AIM: Please copy the lines between the one containing "List every element" and the one containing "chevron-down-icon: ▼ xyxy=(16,283,23,294)", inclusive, changing "Issue Management" to "Issue Tracking" and leaving everything else unchanged. Omit the pictures and give only those lines.

DATA TO PROCESS:
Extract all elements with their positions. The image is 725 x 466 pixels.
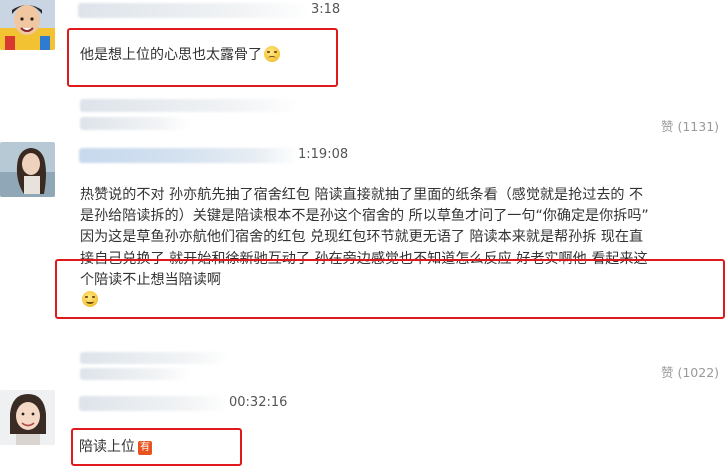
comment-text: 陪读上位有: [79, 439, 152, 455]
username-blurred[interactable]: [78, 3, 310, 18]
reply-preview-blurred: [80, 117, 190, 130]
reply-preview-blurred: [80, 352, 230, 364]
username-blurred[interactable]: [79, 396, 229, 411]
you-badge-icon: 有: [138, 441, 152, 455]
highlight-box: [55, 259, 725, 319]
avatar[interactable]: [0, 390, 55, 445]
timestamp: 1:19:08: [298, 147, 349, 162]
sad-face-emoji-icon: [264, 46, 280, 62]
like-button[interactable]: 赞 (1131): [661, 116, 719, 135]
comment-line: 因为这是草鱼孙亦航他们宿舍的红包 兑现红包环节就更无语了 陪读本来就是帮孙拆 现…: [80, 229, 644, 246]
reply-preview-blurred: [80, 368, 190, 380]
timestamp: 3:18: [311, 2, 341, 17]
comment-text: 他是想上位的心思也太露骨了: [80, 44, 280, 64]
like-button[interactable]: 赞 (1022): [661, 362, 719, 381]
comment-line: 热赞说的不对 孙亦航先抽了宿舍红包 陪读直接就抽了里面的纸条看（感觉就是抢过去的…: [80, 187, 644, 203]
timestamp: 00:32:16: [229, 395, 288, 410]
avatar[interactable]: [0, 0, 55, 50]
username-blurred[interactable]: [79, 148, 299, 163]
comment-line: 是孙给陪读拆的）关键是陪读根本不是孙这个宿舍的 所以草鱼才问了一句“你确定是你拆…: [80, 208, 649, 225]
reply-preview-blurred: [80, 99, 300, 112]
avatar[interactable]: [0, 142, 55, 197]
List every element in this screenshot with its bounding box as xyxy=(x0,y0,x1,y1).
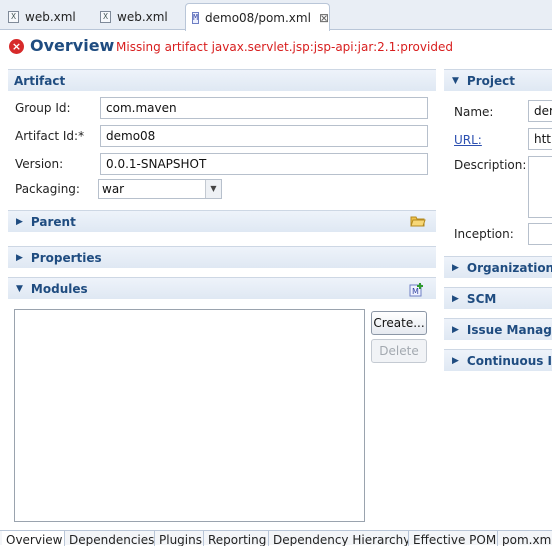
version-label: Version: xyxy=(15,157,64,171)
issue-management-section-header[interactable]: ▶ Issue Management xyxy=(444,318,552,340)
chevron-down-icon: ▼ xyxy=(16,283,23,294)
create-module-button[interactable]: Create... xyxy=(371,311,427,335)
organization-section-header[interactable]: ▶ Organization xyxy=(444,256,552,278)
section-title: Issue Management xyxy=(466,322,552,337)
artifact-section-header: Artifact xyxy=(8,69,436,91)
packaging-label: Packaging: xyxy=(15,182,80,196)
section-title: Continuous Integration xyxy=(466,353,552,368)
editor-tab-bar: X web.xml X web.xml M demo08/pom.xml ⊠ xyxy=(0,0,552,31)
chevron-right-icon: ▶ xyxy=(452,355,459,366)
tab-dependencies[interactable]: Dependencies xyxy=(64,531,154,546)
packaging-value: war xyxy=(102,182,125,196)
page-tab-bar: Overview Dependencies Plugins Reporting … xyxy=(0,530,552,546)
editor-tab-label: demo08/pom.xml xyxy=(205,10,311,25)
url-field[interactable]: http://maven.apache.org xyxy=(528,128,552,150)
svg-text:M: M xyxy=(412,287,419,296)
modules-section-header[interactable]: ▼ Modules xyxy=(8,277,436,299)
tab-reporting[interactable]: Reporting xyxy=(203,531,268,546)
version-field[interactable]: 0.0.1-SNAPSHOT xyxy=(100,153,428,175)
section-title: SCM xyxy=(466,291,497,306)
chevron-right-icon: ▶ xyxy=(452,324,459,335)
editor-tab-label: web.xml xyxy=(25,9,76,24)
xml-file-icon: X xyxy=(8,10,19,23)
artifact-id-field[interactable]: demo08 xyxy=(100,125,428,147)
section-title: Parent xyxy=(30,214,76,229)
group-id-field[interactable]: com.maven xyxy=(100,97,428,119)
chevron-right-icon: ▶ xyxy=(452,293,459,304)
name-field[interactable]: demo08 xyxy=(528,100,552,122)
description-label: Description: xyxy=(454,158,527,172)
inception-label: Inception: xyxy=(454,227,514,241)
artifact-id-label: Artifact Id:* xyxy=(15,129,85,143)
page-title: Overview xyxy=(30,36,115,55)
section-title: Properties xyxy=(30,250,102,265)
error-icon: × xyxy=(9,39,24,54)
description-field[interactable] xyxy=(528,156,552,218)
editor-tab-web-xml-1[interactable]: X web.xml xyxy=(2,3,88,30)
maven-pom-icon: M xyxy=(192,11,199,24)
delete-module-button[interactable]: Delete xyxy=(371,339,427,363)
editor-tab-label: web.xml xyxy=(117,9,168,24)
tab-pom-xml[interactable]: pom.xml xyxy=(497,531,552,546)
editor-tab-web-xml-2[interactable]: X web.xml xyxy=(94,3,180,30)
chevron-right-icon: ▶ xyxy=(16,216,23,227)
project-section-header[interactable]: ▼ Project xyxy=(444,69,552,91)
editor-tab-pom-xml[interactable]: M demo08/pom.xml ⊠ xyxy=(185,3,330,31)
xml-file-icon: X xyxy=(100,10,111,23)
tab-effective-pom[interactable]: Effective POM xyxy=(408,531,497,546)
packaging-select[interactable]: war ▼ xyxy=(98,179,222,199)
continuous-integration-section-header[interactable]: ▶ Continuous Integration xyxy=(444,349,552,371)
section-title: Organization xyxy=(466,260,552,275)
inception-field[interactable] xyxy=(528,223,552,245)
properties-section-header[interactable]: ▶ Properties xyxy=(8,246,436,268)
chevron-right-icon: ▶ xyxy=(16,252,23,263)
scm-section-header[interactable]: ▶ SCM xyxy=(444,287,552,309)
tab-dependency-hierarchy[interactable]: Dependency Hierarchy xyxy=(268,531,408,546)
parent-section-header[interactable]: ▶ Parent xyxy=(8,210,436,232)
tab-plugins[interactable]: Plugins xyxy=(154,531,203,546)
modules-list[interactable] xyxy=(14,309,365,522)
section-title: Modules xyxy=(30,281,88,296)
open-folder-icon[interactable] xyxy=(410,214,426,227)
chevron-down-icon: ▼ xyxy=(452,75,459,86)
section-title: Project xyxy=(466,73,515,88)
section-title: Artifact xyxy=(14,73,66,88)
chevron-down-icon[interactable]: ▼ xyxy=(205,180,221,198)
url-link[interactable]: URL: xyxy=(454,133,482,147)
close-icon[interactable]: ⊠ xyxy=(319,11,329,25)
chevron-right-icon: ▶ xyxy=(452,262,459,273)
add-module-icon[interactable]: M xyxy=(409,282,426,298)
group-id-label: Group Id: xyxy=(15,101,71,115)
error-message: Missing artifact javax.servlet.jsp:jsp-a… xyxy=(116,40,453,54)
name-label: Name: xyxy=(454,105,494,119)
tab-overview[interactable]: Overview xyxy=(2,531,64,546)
---
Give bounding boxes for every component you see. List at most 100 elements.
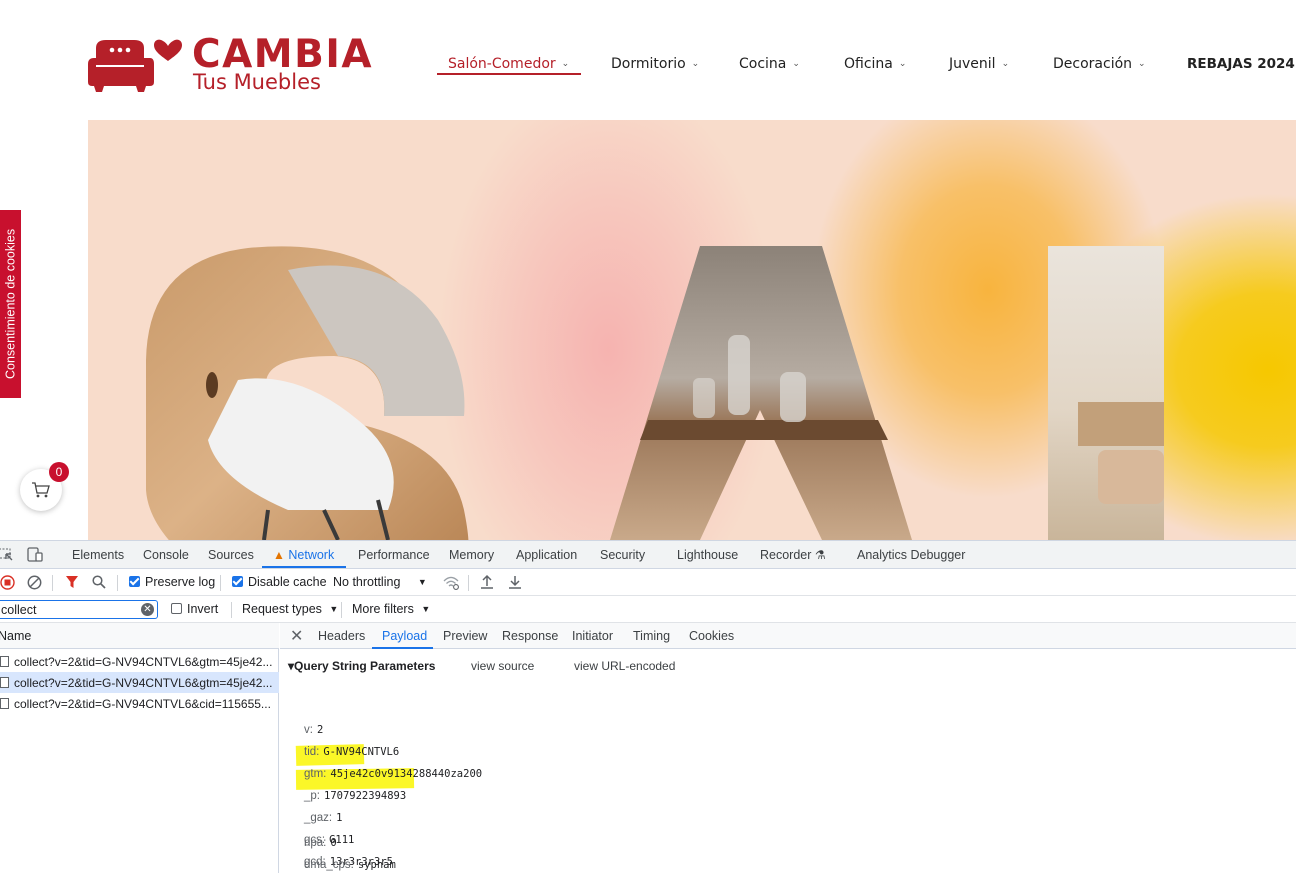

THE RESULT:
List every element in this screenshot with its bounding box as xyxy=(x0,y0,x1,y1).
version-label: Version: xyxy=(15,157,64,171)
issue-management-section-header[interactable]: ▶ Issue Tracking xyxy=(444,318,552,340)
chevron-down-icon: ▼ xyxy=(16,283,23,294)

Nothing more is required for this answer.